→ **Work to be completed**
Please copy out the lines of the material below, beginning at the line that has "222, 550, 231]" and stopping after the line that has "350, 645, 358]".

---------- Task inputs ----------

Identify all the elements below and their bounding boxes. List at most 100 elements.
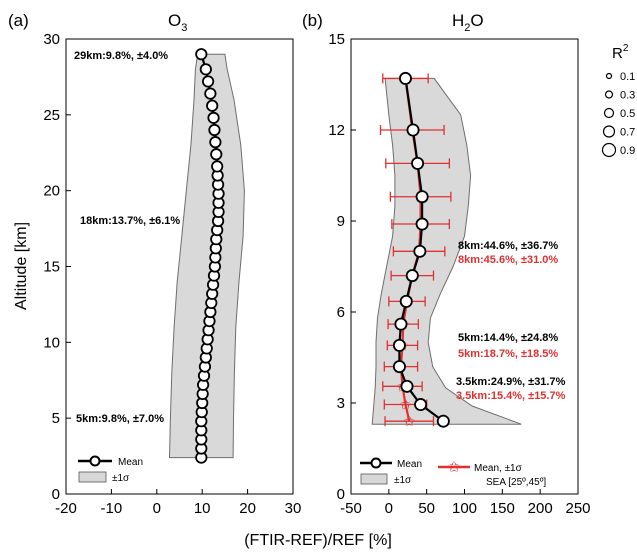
mean-point	[195, 48, 208, 61]
annotation-5km-sea: 5km:18.7%, ±18.5%	[458, 348, 558, 360]
panel-b-title: H2O	[452, 11, 484, 34]
y-tick-label: 3	[337, 395, 345, 412]
mean-point	[415, 217, 429, 231]
x-tick-label: -10	[101, 500, 123, 517]
x-tick-label: 250	[565, 500, 590, 517]
r2-legend-title: R2	[612, 43, 629, 62]
sigma-band	[168, 53, 245, 459]
x-tick-label: 100	[452, 500, 477, 517]
x-tick-label: -20	[55, 500, 77, 517]
mean-point	[406, 123, 420, 137]
r2-size-legend: R2 0.1 0.3 0.5 0.7 0.9	[601, 43, 635, 158]
legend-sea-region: SEA [25º,45º]	[486, 477, 546, 488]
mean-point	[414, 398, 428, 412]
mean-point	[206, 99, 219, 112]
mean-point	[202, 75, 215, 88]
y-tick-label: 25	[43, 107, 60, 124]
y-tick-label: 0	[52, 486, 60, 503]
r2-legend-value: 0.5	[620, 108, 635, 120]
r2-legend-marker	[601, 142, 617, 158]
legend-band-swatch	[360, 473, 388, 485]
annotation-18km: 18km:13.7%, ±6.1%	[80, 215, 180, 227]
mean-point	[210, 148, 223, 161]
legend-sea-label: Mean, ±1σ	[474, 463, 523, 474]
y-tick-label: 5	[52, 410, 60, 427]
panel-a-label: (a)	[8, 11, 29, 30]
legend-band-label: ±1σ	[394, 475, 412, 486]
x-tick-label: 0	[385, 500, 393, 517]
legend-sea-star-icon: ✩	[448, 459, 461, 476]
legend-mean-label: Mean	[118, 457, 143, 468]
x-tick-label: 0	[153, 500, 161, 517]
mean-point	[399, 294, 413, 308]
legend: Mean ±1σ ✩ Mean, ±1σ SEA [25º,45º]	[360, 457, 546, 488]
r2-legend-items: 0.1 0.3 0.5 0.7 0.9	[601, 71, 635, 158]
annotation-5km-all: 5km:14.4%, ±24.8%	[458, 332, 558, 344]
r2-legend-value: 0.9	[620, 145, 635, 157]
annotation-5km: 5km:9.8%, ±7.0%	[76, 413, 164, 425]
y-tick-label: 12	[328, 122, 345, 139]
y-axis-title: Altitude [km]	[13, 222, 30, 310]
panel-o3: (a) O3 -20 -10 0 10 20 30 0 5 10 15 20 25 30 Altitud…	[8, 11, 301, 517]
mean-point	[400, 379, 414, 393]
legend: Mean ±1σ	[78, 455, 143, 484]
x-tick-label: 200	[528, 500, 553, 517]
mean-point	[405, 269, 419, 283]
y-tick-label: 10	[43, 334, 60, 351]
x-tick-label: -50	[340, 500, 362, 517]
x-tick-label: 150	[490, 500, 515, 517]
legend-mean-label: Mean	[397, 459, 422, 470]
mean-point	[398, 71, 412, 85]
y-tick-label: 9	[337, 213, 345, 230]
series-layer	[392, 71, 450, 428]
y-tick-label: 30	[43, 31, 60, 48]
mean-point	[199, 63, 212, 76]
r2-legend-value: 0.3	[620, 90, 635, 102]
mean-point	[436, 414, 450, 428]
legend-mean-marker	[370, 457, 382, 469]
mean-point	[413, 244, 427, 258]
axes-layer: -20 -10 0 10 20 30 0 5 10 15 20 25 30	[43, 31, 301, 517]
panel-b-label: (b)	[302, 11, 323, 30]
x-tick-label: 50	[418, 500, 435, 517]
y-tick-label: 15	[328, 31, 345, 48]
mean-point	[208, 123, 221, 137]
r2-legend-marker	[605, 72, 613, 80]
r2-legend-marker	[603, 107, 615, 119]
y-tick-label: 20	[43, 183, 60, 200]
sea-star-marker: ✩	[403, 413, 415, 429]
sea-star-marker: ✩	[400, 397, 412, 413]
mean-point	[392, 338, 406, 352]
mean-point	[411, 156, 425, 170]
y-tick-label: 15	[43, 259, 60, 276]
annotation-8km-sea: 8km:45.6%, ±31.0%	[458, 254, 558, 266]
legend-band-swatch	[78, 471, 107, 483]
x-axis-title: (FTIR-REF)/REF [%]	[244, 532, 392, 549]
sigma-band	[371, 77, 522, 425]
x-tick-label: 30	[285, 500, 302, 517]
band-layer	[371, 77, 522, 425]
annotation-8km-all: 8km:44.6%, ±36.7%	[458, 240, 558, 252]
mean-point	[209, 136, 222, 149]
annotation-3p5km-sea: 3.5km:15.4%, ±15.7%	[456, 390, 566, 402]
band-layer	[168, 53, 245, 459]
mean-point	[207, 111, 220, 124]
mean-point	[415, 190, 429, 204]
mean-point	[392, 360, 406, 374]
series-layer	[195, 48, 225, 464]
r2-legend-marker	[604, 90, 614, 99]
legend-band-label: ±1σ	[112, 473, 130, 484]
mean-point	[204, 87, 217, 100]
panel-h2o: (b) H2O ✩✩✩✩✩✩✩✩✩✩✩✩✩✩ -5005010015020025…	[302, 11, 591, 517]
mean-point	[394, 317, 408, 331]
y-tick-label: 0	[337, 486, 345, 503]
r2-legend-marker	[602, 125, 616, 138]
r2-legend-value: 0.1	[620, 71, 635, 83]
annotation-29km: 29km:9.8%, ±4.0%	[74, 50, 168, 62]
legend-mean-marker	[89, 455, 101, 467]
x-tick-label: 20	[239, 500, 256, 517]
mean-point	[211, 160, 224, 173]
y-tick-label: 6	[337, 304, 345, 321]
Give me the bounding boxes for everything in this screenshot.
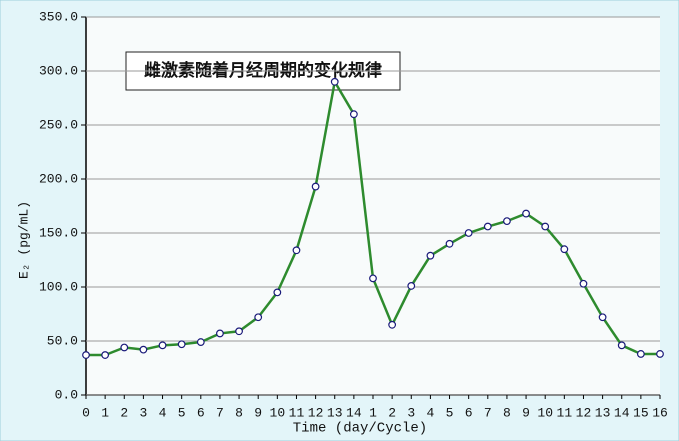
data-point	[541, 222, 550, 231]
data-point	[369, 274, 377, 283]
x-tick-label: 11	[557, 405, 573, 420]
x-tick-label: 6	[465, 405, 473, 420]
y-tick-label: 250.0	[39, 117, 78, 132]
x-tick-label: 12	[576, 405, 592, 420]
x-tick-label: 8	[503, 405, 511, 420]
data-point	[235, 327, 243, 336]
data-point	[560, 245, 569, 254]
data-point	[292, 246, 301, 255]
data-point	[522, 209, 530, 218]
data-point	[388, 320, 397, 329]
data-point	[101, 351, 110, 359]
x-tick-label: 2	[120, 405, 128, 420]
data-point	[139, 345, 148, 354]
data-point	[216, 329, 224, 338]
x-tick-label: 3	[407, 405, 415, 420]
y-tick-label: 50.0	[47, 333, 78, 348]
y-axis-label: E₂ (pg/mL)	[16, 201, 31, 279]
data-point	[196, 338, 205, 346]
data-point	[617, 341, 626, 350]
x-tick-label: 4	[159, 405, 167, 420]
x-axis-label: Time (day/Cycle)	[293, 421, 427, 437]
x-tick-label: 16	[652, 405, 668, 420]
y-tick-label: 150.0	[39, 225, 78, 240]
data-point	[349, 110, 358, 119]
x-tick-label: 13	[327, 405, 343, 420]
x-tick-label: 3	[139, 405, 147, 420]
data-point	[598, 313, 607, 322]
data-point	[177, 340, 186, 349]
data-point	[636, 350, 645, 358]
y-tick-label: 200.0	[39, 171, 78, 186]
data-point	[120, 343, 129, 352]
x-tick-label: 12	[308, 405, 324, 420]
y-tick-label: 350.0	[39, 9, 78, 24]
data-point	[407, 282, 416, 290]
data-point	[273, 288, 282, 297]
y-tick-label: 100.0	[39, 279, 78, 294]
x-tick-label: 9	[522, 405, 530, 420]
x-tick-label: 1	[369, 405, 377, 420]
data-point	[254, 313, 263, 322]
data-point	[656, 350, 664, 358]
x-tick-label: 10	[537, 405, 553, 420]
x-tick-label: 10	[270, 405, 286, 420]
data-point	[426, 251, 435, 260]
x-tick-label: 7	[484, 405, 492, 420]
data-point	[330, 77, 339, 86]
x-tick-label: 1	[101, 405, 109, 420]
x-tick-label: 9	[254, 405, 262, 420]
y-tick-label: 300.0	[39, 63, 78, 78]
x-tick-label: 8	[235, 405, 243, 420]
x-tick-label: 7	[216, 405, 224, 420]
x-tick-label: 2	[388, 405, 396, 420]
data-point	[82, 351, 90, 359]
x-tick-label: 4	[426, 405, 434, 420]
x-tick-label: 5	[446, 405, 454, 420]
x-tick-label: 6	[197, 405, 205, 420]
y-tick-label: 0.0	[55, 387, 78, 402]
x-tick-label: 14	[346, 405, 362, 420]
data-point	[503, 217, 511, 226]
x-tick-label: 11	[289, 405, 305, 420]
x-tick-label: 14	[614, 405, 630, 420]
data-point	[464, 229, 473, 237]
x-tick-label: 5	[178, 405, 186, 420]
data-point	[483, 222, 492, 231]
data-point	[445, 239, 454, 248]
x-tick-label: 0	[82, 405, 90, 420]
data-point	[311, 182, 320, 191]
x-tick-label: 13	[595, 405, 611, 420]
x-tick-label: 15	[633, 405, 649, 420]
data-point	[579, 279, 588, 288]
data-point	[158, 341, 167, 350]
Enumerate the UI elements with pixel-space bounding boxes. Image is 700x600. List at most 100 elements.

----------

→ **Response below**
data-point	[541, 222, 550, 231]
data-point	[369, 274, 377, 283]
x-tick-label: 11	[557, 405, 573, 420]
x-tick-label: 6	[465, 405, 473, 420]
y-tick-label: 250.0	[39, 117, 78, 132]
x-tick-label: 12	[576, 405, 592, 420]
x-tick-label: 8	[503, 405, 511, 420]
data-point	[235, 327, 243, 336]
data-point	[560, 245, 569, 254]
data-point	[292, 246, 301, 255]
data-point	[522, 209, 530, 218]
data-point	[388, 320, 397, 329]
data-point	[101, 351, 110, 359]
x-tick-label: 2	[120, 405, 128, 420]
data-point	[139, 345, 148, 354]
data-point	[216, 329, 224, 338]
x-tick-label: 3	[407, 405, 415, 420]
y-tick-label: 50.0	[47, 333, 78, 348]
y-axis-label: E₂ (pg/mL)	[16, 201, 31, 279]
data-point	[196, 338, 205, 346]
data-point	[617, 341, 626, 350]
x-tick-label: 4	[159, 405, 167, 420]
x-axis-label: Time (day/Cycle)	[293, 421, 427, 437]
x-tick-label: 16	[652, 405, 668, 420]
y-tick-label: 150.0	[39, 225, 78, 240]
data-point	[349, 110, 358, 119]
x-tick-label: 13	[327, 405, 343, 420]
x-tick-label: 3	[139, 405, 147, 420]
data-point	[598, 313, 607, 322]
data-point	[177, 340, 186, 349]
data-point	[636, 350, 645, 358]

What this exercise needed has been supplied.